Figure dataset records
+ + + + +

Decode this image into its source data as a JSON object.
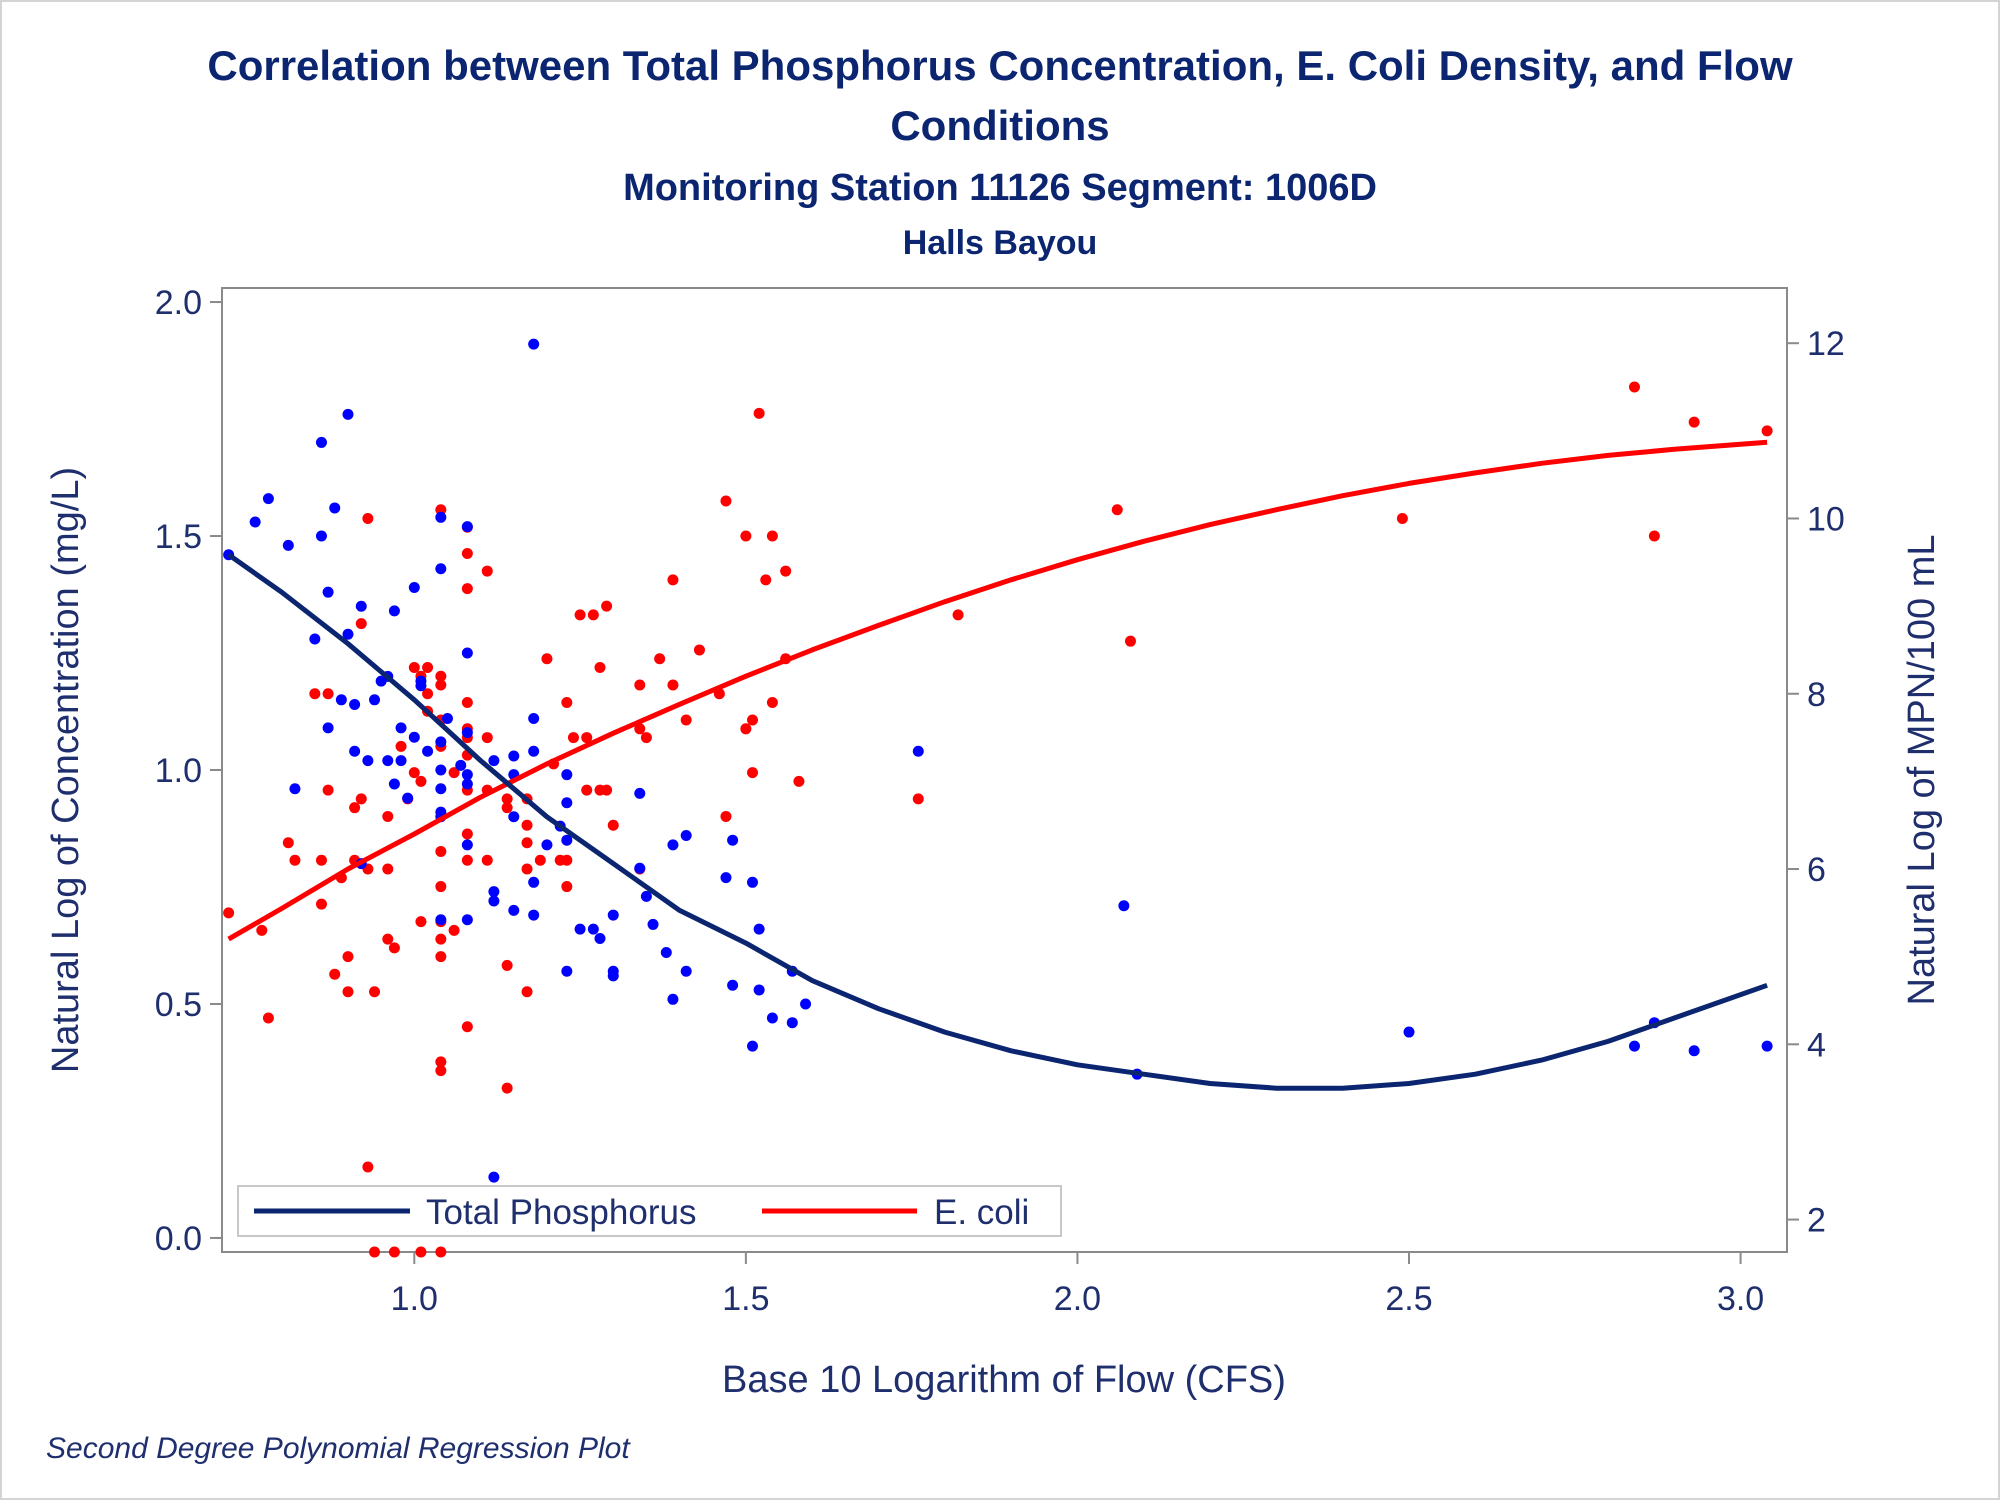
{
  "chart_data": {
    "type": "scatter",
    "title": "Correlation between Total Phosphorus Concentration, E. Coli Density, and Flow",
    "title_line2": "Conditions",
    "subtitle": "Monitoring Station 11126 Segment: 1006D",
    "subtitle2": "Halls Bayou",
    "xlabel": "Base 10 Logarithm of Flow (CFS)",
    "ylabel_left": "Natural Log of Concentration (mg/L)",
    "ylabel_right": "Natural Log of MPN/100 mL",
    "footnote": "Second Degree Polynomial Regression Plot",
    "xlim": [
      0.71,
      3.07
    ],
    "ylim_left": [
      -0.03,
      2.03
    ],
    "ylim_right": [
      1.63,
      12.63
    ],
    "x_ticks": [
      "1.0",
      "1.5",
      "2.0",
      "2.5",
      "3.0"
    ],
    "x_tick_values": [
      1.0,
      1.5,
      2.0,
      2.5,
      3.0
    ],
    "y_left_ticks": [
      "0.0",
      "0.5",
      "1.0",
      "1.5",
      "2.0"
    ],
    "y_left_tick_values": [
      0.0,
      0.5,
      1.0,
      1.5,
      2.0
    ],
    "y_right_ticks": [
      "2",
      "4",
      "6",
      "8",
      "10",
      "12"
    ],
    "y_right_tick_values": [
      2,
      4,
      6,
      8,
      10,
      12
    ],
    "grid": false,
    "legend_position": "bottom-left inside",
    "colors": {
      "tp_line": "#0b2570",
      "tp_points": "#0000ff",
      "ecoli_line": "#ff0000",
      "ecoli_points": "#ff0000",
      "text": "#1f2f6e",
      "title": "#0b2570",
      "axis": "#8a8a8a"
    },
    "series": [
      {
        "name": "Total Phosphorus",
        "axis": "left",
        "fit": "quadratic",
        "fit_x_range": [
          0.72,
          3.04
        ],
        "fit_points": [
          [
            0.72,
            1.46
          ],
          [
            0.8,
            1.38
          ],
          [
            0.9,
            1.27
          ],
          [
            1.0,
            1.15
          ],
          [
            1.1,
            1.02
          ],
          [
            1.2,
            0.9
          ],
          [
            1.3,
            0.8
          ],
          [
            1.4,
            0.7
          ],
          [
            1.5,
            0.63
          ],
          [
            1.6,
            0.55
          ],
          [
            1.7,
            0.49
          ],
          [
            1.8,
            0.44
          ],
          [
            1.9,
            0.4
          ],
          [
            2.0,
            0.37
          ],
          [
            2.1,
            0.35
          ],
          [
            2.2,
            0.33
          ],
          [
            2.3,
            0.32
          ],
          [
            2.4,
            0.32
          ],
          [
            2.5,
            0.33
          ],
          [
            2.6,
            0.35
          ],
          [
            2.7,
            0.38
          ],
          [
            2.8,
            0.42
          ],
          [
            2.9,
            0.47
          ],
          [
            3.04,
            0.54
          ]
        ],
        "points": [
          [
            0.72,
            1.46
          ],
          [
            0.76,
            1.53
          ],
          [
            0.78,
            1.58
          ],
          [
            0.81,
            1.48
          ],
          [
            0.82,
            0.96
          ],
          [
            0.85,
            1.28
          ],
          [
            0.86,
            1.5
          ],
          [
            0.86,
            1.7
          ],
          [
            0.87,
            1.38
          ],
          [
            0.87,
            1.09
          ],
          [
            0.88,
            1.56
          ],
          [
            0.89,
            1.15
          ],
          [
            0.9,
            1.29
          ],
          [
            0.9,
            1.76
          ],
          [
            0.91,
            1.14
          ],
          [
            0.91,
            1.04
          ],
          [
            0.92,
            0.8
          ],
          [
            0.92,
            1.35
          ],
          [
            0.93,
            1.02
          ],
          [
            0.94,
            1.15
          ],
          [
            0.95,
            1.19
          ],
          [
            0.96,
            1.2
          ],
          [
            0.96,
            1.02
          ],
          [
            0.97,
            1.34
          ],
          [
            0.97,
            0.97
          ],
          [
            0.98,
            1.09
          ],
          [
            0.98,
            1.02
          ],
          [
            0.99,
            0.94
          ],
          [
            1.0,
            1.39
          ],
          [
            1.0,
            1.07
          ],
          [
            1.01,
            1.19
          ],
          [
            1.01,
            1.18
          ],
          [
            1.02,
            1.04
          ],
          [
            1.04,
            1.54
          ],
          [
            1.04,
            1.43
          ],
          [
            1.04,
            1.06
          ],
          [
            1.04,
            1.0
          ],
          [
            1.04,
            0.96
          ],
          [
            1.04,
            0.91
          ],
          [
            1.04,
            0.9
          ],
          [
            1.04,
            0.68
          ],
          [
            1.05,
            1.11
          ],
          [
            1.07,
            1.01
          ],
          [
            1.08,
            0.99
          ],
          [
            1.08,
            0.97
          ],
          [
            1.08,
            1.08
          ],
          [
            1.08,
            0.84
          ],
          [
            1.08,
            1.25
          ],
          [
            1.08,
            1.52
          ],
          [
            1.08,
            0.68
          ],
          [
            1.12,
            1.02
          ],
          [
            1.12,
            0.74
          ],
          [
            1.12,
            0.72
          ],
          [
            1.12,
            0.13
          ],
          [
            1.15,
            1.03
          ],
          [
            1.15,
            0.99
          ],
          [
            1.15,
            0.9
          ],
          [
            1.15,
            0.7
          ],
          [
            1.18,
            1.91
          ],
          [
            1.18,
            1.11
          ],
          [
            1.18,
            1.04
          ],
          [
            1.18,
            0.76
          ],
          [
            1.18,
            0.69
          ],
          [
            1.2,
            0.84
          ],
          [
            1.22,
            0.88
          ],
          [
            1.23,
            0.85
          ],
          [
            1.23,
            0.99
          ],
          [
            1.23,
            0.93
          ],
          [
            1.23,
            0.57
          ],
          [
            1.25,
            0.66
          ],
          [
            1.27,
            0.66
          ],
          [
            1.28,
            0.64
          ],
          [
            1.3,
            0.69
          ],
          [
            1.3,
            0.57
          ],
          [
            1.3,
            0.56
          ],
          [
            1.34,
            0.95
          ],
          [
            1.34,
            0.79
          ],
          [
            1.35,
            0.73
          ],
          [
            1.36,
            0.67
          ],
          [
            1.38,
            0.61
          ],
          [
            1.39,
            0.84
          ],
          [
            1.39,
            0.51
          ],
          [
            1.41,
            0.86
          ],
          [
            1.41,
            0.57
          ],
          [
            1.47,
            0.77
          ],
          [
            1.48,
            0.85
          ],
          [
            1.48,
            0.54
          ],
          [
            1.51,
            0.76
          ],
          [
            1.51,
            0.41
          ],
          [
            1.52,
            0.66
          ],
          [
            1.52,
            0.53
          ],
          [
            1.54,
            0.47
          ],
          [
            1.57,
            0.57
          ],
          [
            1.57,
            0.46
          ],
          [
            1.59,
            0.5
          ],
          [
            1.76,
            1.04
          ],
          [
            2.07,
            0.71
          ],
          [
            2.09,
            0.35
          ],
          [
            2.5,
            0.44
          ],
          [
            2.84,
            0.41
          ],
          [
            2.87,
            0.46
          ],
          [
            2.93,
            0.4
          ],
          [
            3.04,
            0.41
          ]
        ]
      },
      {
        "name": "E. coli",
        "axis": "right",
        "fit": "quadratic",
        "fit_x_range": [
          0.72,
          3.04
        ],
        "fit_points": [
          [
            0.72,
            5.2
          ],
          [
            0.8,
            5.55
          ],
          [
            0.9,
            6.0
          ],
          [
            1.0,
            6.4
          ],
          [
            1.1,
            6.82
          ],
          [
            1.2,
            7.2
          ],
          [
            1.3,
            7.55
          ],
          [
            1.4,
            7.88
          ],
          [
            1.5,
            8.2
          ],
          [
            1.6,
            8.5
          ],
          [
            1.7,
            8.78
          ],
          [
            1.8,
            9.05
          ],
          [
            1.9,
            9.3
          ],
          [
            2.0,
            9.53
          ],
          [
            2.1,
            9.74
          ],
          [
            2.2,
            9.93
          ],
          [
            2.3,
            10.1
          ],
          [
            2.4,
            10.26
          ],
          [
            2.5,
            10.4
          ],
          [
            2.6,
            10.52
          ],
          [
            2.7,
            10.63
          ],
          [
            2.8,
            10.72
          ],
          [
            2.9,
            10.79
          ],
          [
            3.04,
            10.87
          ]
        ],
        "points": [
          [
            0.72,
            5.5
          ],
          [
            0.77,
            5.3
          ],
          [
            0.78,
            4.3
          ],
          [
            0.81,
            6.3
          ],
          [
            0.82,
            6.1
          ],
          [
            0.85,
            8.0
          ],
          [
            0.86,
            6.1
          ],
          [
            0.86,
            5.6
          ],
          [
            0.87,
            8.0
          ],
          [
            0.87,
            6.9
          ],
          [
            0.88,
            4.8
          ],
          [
            0.89,
            5.9
          ],
          [
            0.9,
            5.0
          ],
          [
            0.9,
            4.6
          ],
          [
            0.91,
            6.7
          ],
          [
            0.91,
            6.1
          ],
          [
            0.92,
            8.8
          ],
          [
            0.92,
            6.8
          ],
          [
            0.93,
            10.0
          ],
          [
            0.93,
            6.0
          ],
          [
            0.93,
            2.6
          ],
          [
            0.94,
            4.6
          ],
          [
            0.94,
            1.63
          ],
          [
            0.96,
            6.6
          ],
          [
            0.96,
            6.0
          ],
          [
            0.96,
            5.2
          ],
          [
            0.97,
            5.1
          ],
          [
            0.97,
            1.63
          ],
          [
            0.98,
            7.4
          ],
          [
            0.99,
            6.8
          ],
          [
            1.0,
            8.3
          ],
          [
            1.0,
            7.1
          ],
          [
            1.01,
            8.2
          ],
          [
            1.01,
            7.0
          ],
          [
            1.01,
            5.4
          ],
          [
            1.01,
            1.63
          ],
          [
            1.02,
            8.0
          ],
          [
            1.02,
            8.3
          ],
          [
            1.02,
            7.8
          ],
          [
            1.04,
            10.1
          ],
          [
            1.04,
            8.2
          ],
          [
            1.04,
            8.1
          ],
          [
            1.04,
            7.7
          ],
          [
            1.04,
            7.4
          ],
          [
            1.04,
            6.2
          ],
          [
            1.04,
            5.8
          ],
          [
            1.04,
            5.4
          ],
          [
            1.04,
            5.2
          ],
          [
            1.04,
            5.0
          ],
          [
            1.04,
            3.8
          ],
          [
            1.04,
            3.7
          ],
          [
            1.04,
            1.63
          ],
          [
            1.06,
            7.1
          ],
          [
            1.06,
            5.3
          ],
          [
            1.08,
            9.9
          ],
          [
            1.08,
            9.6
          ],
          [
            1.08,
            9.2
          ],
          [
            1.08,
            7.9
          ],
          [
            1.08,
            7.6
          ],
          [
            1.08,
            7.5
          ],
          [
            1.08,
            7.3
          ],
          [
            1.08,
            6.9
          ],
          [
            1.08,
            6.4
          ],
          [
            1.08,
            6.1
          ],
          [
            1.08,
            4.2
          ],
          [
            1.11,
            9.4
          ],
          [
            1.11,
            7.5
          ],
          [
            1.11,
            6.9
          ],
          [
            1.11,
            6.1
          ],
          [
            1.14,
            6.8
          ],
          [
            1.14,
            6.7
          ],
          [
            1.14,
            4.9
          ],
          [
            1.14,
            3.5
          ],
          [
            1.17,
            6.8
          ],
          [
            1.17,
            6.5
          ],
          [
            1.17,
            6.3
          ],
          [
            1.17,
            6.0
          ],
          [
            1.17,
            4.6
          ],
          [
            1.19,
            6.1
          ],
          [
            1.2,
            8.4
          ],
          [
            1.21,
            7.2
          ],
          [
            1.22,
            6.1
          ],
          [
            1.23,
            7.9
          ],
          [
            1.23,
            6.1
          ],
          [
            1.23,
            5.8
          ],
          [
            1.24,
            7.5
          ],
          [
            1.25,
            8.9
          ],
          [
            1.26,
            7.5
          ],
          [
            1.26,
            6.9
          ],
          [
            1.27,
            8.9
          ],
          [
            1.28,
            8.3
          ],
          [
            1.28,
            6.9
          ],
          [
            1.29,
            9.0
          ],
          [
            1.29,
            6.9
          ],
          [
            1.3,
            6.5
          ],
          [
            1.34,
            8.1
          ],
          [
            1.34,
            7.6
          ],
          [
            1.34,
            6.0
          ],
          [
            1.35,
            7.5
          ],
          [
            1.37,
            8.4
          ],
          [
            1.39,
            9.3
          ],
          [
            1.39,
            8.1
          ],
          [
            1.41,
            7.7
          ],
          [
            1.43,
            8.5
          ],
          [
            1.46,
            8.0
          ],
          [
            1.47,
            6.6
          ],
          [
            1.47,
            10.2
          ],
          [
            1.5,
            7.6
          ],
          [
            1.5,
            9.8
          ],
          [
            1.51,
            7.7
          ],
          [
            1.51,
            7.1
          ],
          [
            1.52,
            11.2
          ],
          [
            1.53,
            9.3
          ],
          [
            1.54,
            9.8
          ],
          [
            1.54,
            7.9
          ],
          [
            1.56,
            9.4
          ],
          [
            1.56,
            8.4
          ],
          [
            1.58,
            7.0
          ],
          [
            1.76,
            6.8
          ],
          [
            1.82,
            8.9
          ],
          [
            2.06,
            10.1
          ],
          [
            2.08,
            8.6
          ],
          [
            2.49,
            10.0
          ],
          [
            2.84,
            11.5
          ],
          [
            2.87,
            9.8
          ],
          [
            2.93,
            11.1
          ],
          [
            3.04,
            11.0
          ]
        ]
      }
    ]
  }
}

+ + + + +

YOUR TASK: Find the word "Natural" in the entries above and gather every line that holds it.

TASK OUTPUT:
    "ylabel_left": "Natural Log of Concentration (mg/L)",
    "ylabel_right": "Natural Log of MPN/100 mL",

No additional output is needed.